## WORK REQUIRED:
Without including any pictures, copy each entry below exactly.

## DATA RECORDS:
------

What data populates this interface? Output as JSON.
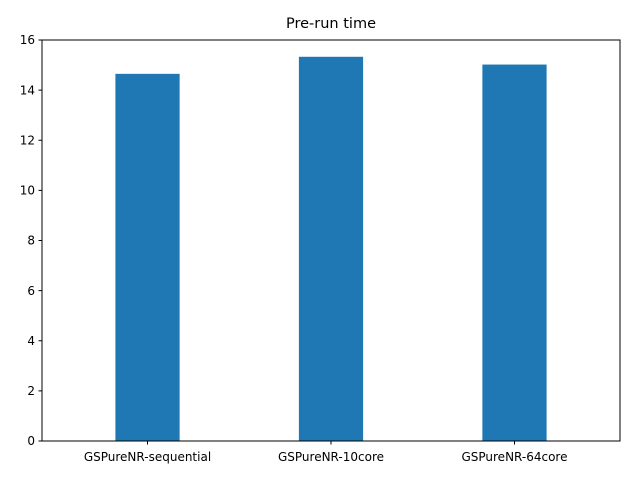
{
  "chart_data": {
    "type": "bar",
    "title": "Pre-run time",
    "xlabel": "",
    "ylabel": "",
    "categories": [
      "GSPureNR-sequential",
      "GSPureNR-10core",
      "GSPureNR-64core"
    ],
    "values": [
      14.65,
      15.33,
      15.02
    ],
    "ylim": [
      0,
      16
    ],
    "yticks": [
      0,
      2,
      4,
      6,
      8,
      10,
      12,
      14,
      16
    ],
    "grid": false,
    "bar_color": "#1f77b4"
  }
}
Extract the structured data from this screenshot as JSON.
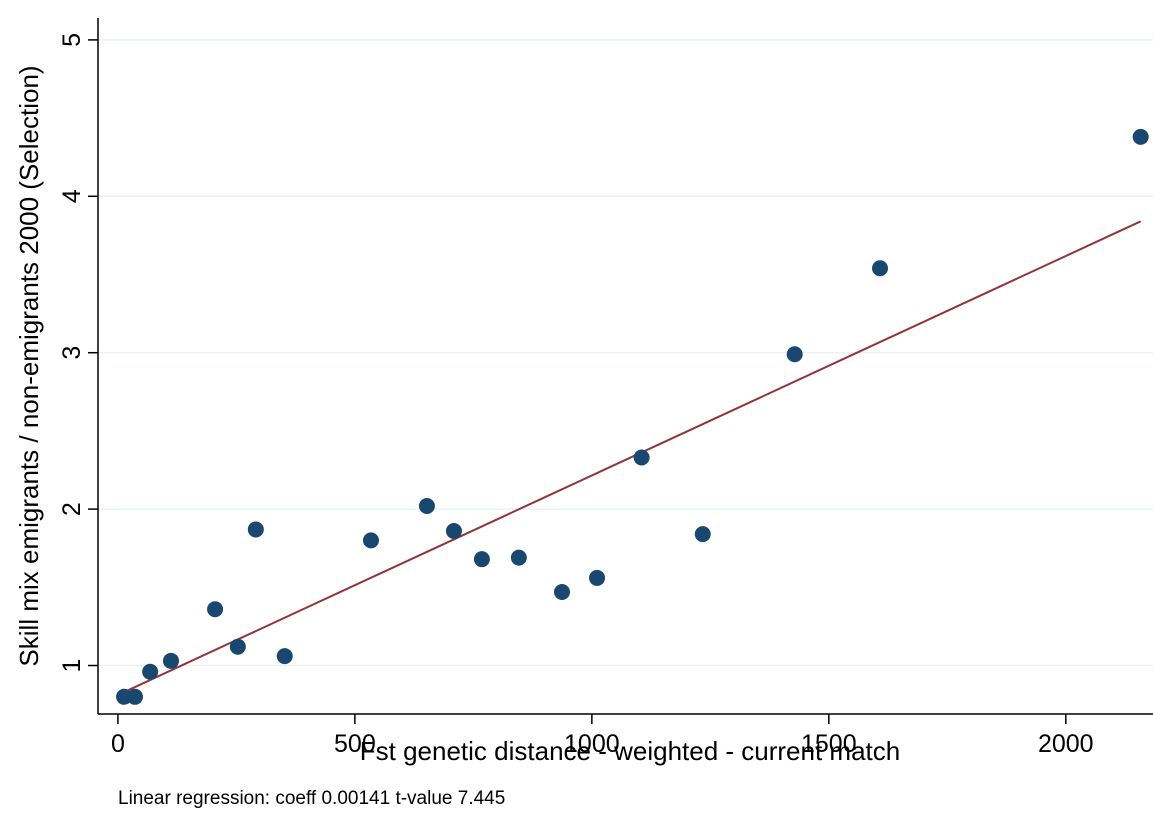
{
  "chart_data": {
    "type": "scatter",
    "x_label": "Fst genetic distance - weighted - current match",
    "y_label": "Skill mix emigrants / non-emigrants 2000 (Selection)",
    "note": "Linear regression: coeff 0.00141 t-value 7.445",
    "x": [
      13,
      36,
      68,
      112,
      205,
      253,
      291,
      352,
      534,
      652,
      709,
      768,
      846,
      937,
      1011,
      1105,
      1234,
      1428,
      1608,
      2158
    ],
    "values": [
      0.8,
      0.8,
      0.96,
      1.03,
      1.36,
      1.12,
      1.87,
      1.06,
      1.8,
      2.02,
      1.86,
      1.68,
      1.69,
      1.47,
      1.56,
      2.33,
      1.84,
      2.99,
      3.54,
      4.38
    ],
    "color": "#1a476f",
    "fit": {
      "x": [
        13,
        2158
      ],
      "y": [
        0.83,
        3.84
      ],
      "color": "#90353b"
    },
    "xlim": [
      -42,
      2184
    ],
    "ylim": [
      0.69,
      5.14
    ],
    "xticks": [
      0,
      500,
      1000,
      1500,
      2000
    ],
    "yticks": [
      1,
      2,
      3,
      4,
      5
    ],
    "grid": true
  }
}
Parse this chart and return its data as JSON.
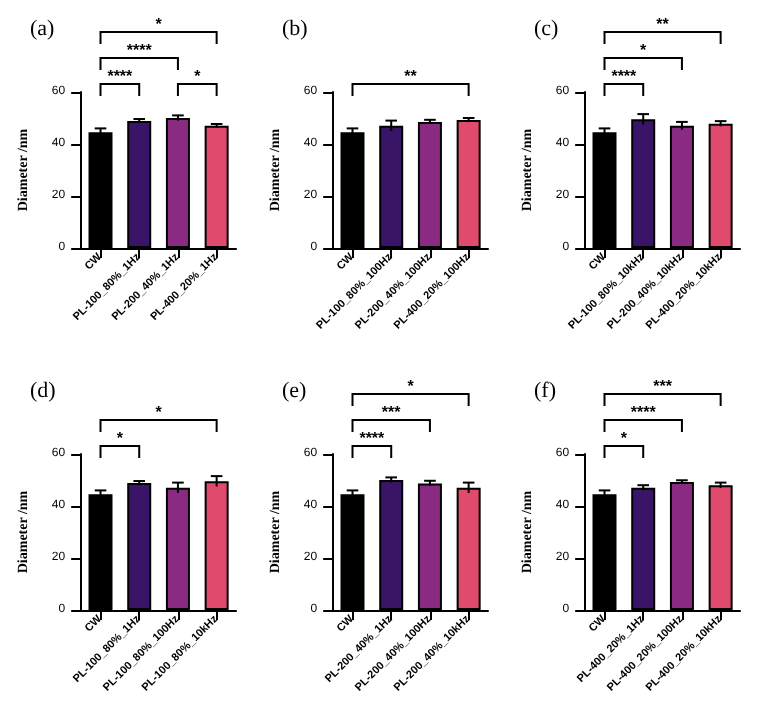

------

## COMPLETED TASK:
What data populates this interface? Output as JSON.
{
  "chart_data": {
    "type": "bar",
    "title": "Pre-run time",
    "xlabel": "",
    "ylabel": "",
    "categories": [
      "GSPureNR-sequential",
      "GSPureNR-10core",
      "GSPureNR-64core"
    ],
    "values": [
      14.65,
      15.33,
      15.02
    ],
    "ylim": [
      0,
      16
    ],
    "yticks": [
      0,
      2,
      4,
      6,
      8,
      10,
      12,
      14,
      16
    ],
    "grid": false,
    "bar_color": "#1f77b4"
  }
}
Extract the structured data from this screenshot as JSON.
{
  "chart_data": {
    "type": "scatter",
    "x_label": "Fst genetic distance - weighted - current match",
    "y_label": "Skill mix emigrants / non-emigrants 2000 (Selection)",
    "note": "Linear regression: coeff 0.00141 t-value 7.445",
    "x": [
      13,
      36,
      68,
      112,
      205,
      253,
      291,
      352,
      534,
      652,
      709,
      768,
      846,
      937,
      1011,
      1105,
      1234,
      1428,
      1608,
      2158
    ],
    "values": [
      0.8,
      0.8,
      0.96,
      1.03,
      1.36,
      1.12,
      1.87,
      1.06,
      1.8,
      2.02,
      1.86,
      1.68,
      1.69,
      1.47,
      1.56,
      2.33,
      1.84,
      2.99,
      3.54,
      4.38
    ],
    "color": "#1a476f",
    "fit": {
      "x": [
        13,
        2158
      ],
      "y": [
        0.83,
        3.84
      ],
      "color": "#90353b"
    },
    "xlim": [
      -42,
      2184
    ],
    "ylim": [
      0.69,
      5.14
    ],
    "xticks": [
      0,
      500,
      1000,
      1500,
      2000
    ],
    "yticks": [
      1,
      2,
      3,
      4,
      5
    ],
    "grid": true
  }
}
Parse this chart and return its data as JSON.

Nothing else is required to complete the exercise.